## Start RECORDS TO USE
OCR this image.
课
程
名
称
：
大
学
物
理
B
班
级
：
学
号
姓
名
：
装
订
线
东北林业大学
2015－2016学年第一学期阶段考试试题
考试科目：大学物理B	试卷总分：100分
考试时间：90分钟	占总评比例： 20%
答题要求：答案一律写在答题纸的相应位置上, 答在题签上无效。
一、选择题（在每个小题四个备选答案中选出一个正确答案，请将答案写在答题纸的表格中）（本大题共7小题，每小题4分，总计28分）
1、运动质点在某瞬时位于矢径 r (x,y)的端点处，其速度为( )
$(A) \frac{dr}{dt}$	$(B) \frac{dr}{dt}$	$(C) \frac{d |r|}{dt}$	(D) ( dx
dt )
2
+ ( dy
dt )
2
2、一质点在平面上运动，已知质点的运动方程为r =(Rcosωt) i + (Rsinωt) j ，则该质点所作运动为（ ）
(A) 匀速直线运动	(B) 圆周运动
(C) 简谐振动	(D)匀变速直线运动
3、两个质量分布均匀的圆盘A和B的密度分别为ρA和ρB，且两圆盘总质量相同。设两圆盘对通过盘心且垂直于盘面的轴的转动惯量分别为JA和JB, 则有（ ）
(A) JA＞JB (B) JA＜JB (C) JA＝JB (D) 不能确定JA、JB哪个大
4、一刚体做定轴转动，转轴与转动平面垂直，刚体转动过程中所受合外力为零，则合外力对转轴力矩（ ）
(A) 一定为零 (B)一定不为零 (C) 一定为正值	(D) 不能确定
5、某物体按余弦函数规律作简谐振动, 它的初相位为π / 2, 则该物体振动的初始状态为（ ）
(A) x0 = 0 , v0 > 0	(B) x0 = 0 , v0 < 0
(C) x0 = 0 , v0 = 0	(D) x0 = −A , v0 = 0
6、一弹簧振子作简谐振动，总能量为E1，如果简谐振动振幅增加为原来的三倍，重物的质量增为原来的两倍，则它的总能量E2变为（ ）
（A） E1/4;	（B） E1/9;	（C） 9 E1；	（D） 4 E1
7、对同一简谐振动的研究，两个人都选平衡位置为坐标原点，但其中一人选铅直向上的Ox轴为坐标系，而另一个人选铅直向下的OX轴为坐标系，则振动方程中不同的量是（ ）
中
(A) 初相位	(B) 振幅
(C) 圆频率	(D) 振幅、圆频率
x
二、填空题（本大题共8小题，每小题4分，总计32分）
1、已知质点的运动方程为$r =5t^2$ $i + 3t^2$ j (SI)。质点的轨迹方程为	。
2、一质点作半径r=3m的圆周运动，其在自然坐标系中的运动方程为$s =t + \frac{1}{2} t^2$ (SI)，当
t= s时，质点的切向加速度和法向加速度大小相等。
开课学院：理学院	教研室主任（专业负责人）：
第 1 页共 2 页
## End RECORDS TO USE
Search the data for the string "frac". List each line that has it.

RESPONSE FOR THIS EXERCISE |
$(A) \frac{dr}{dt}$	$(B) \frac{dr}{dt}$	$(C) \frac{d |r|}{dt}$	(D) ( dx
2、一质点作半径r=3m的圆周运动，其在自然坐标系中的运动方程为$s =t + \frac{1}{2} t^2$ (SI)，当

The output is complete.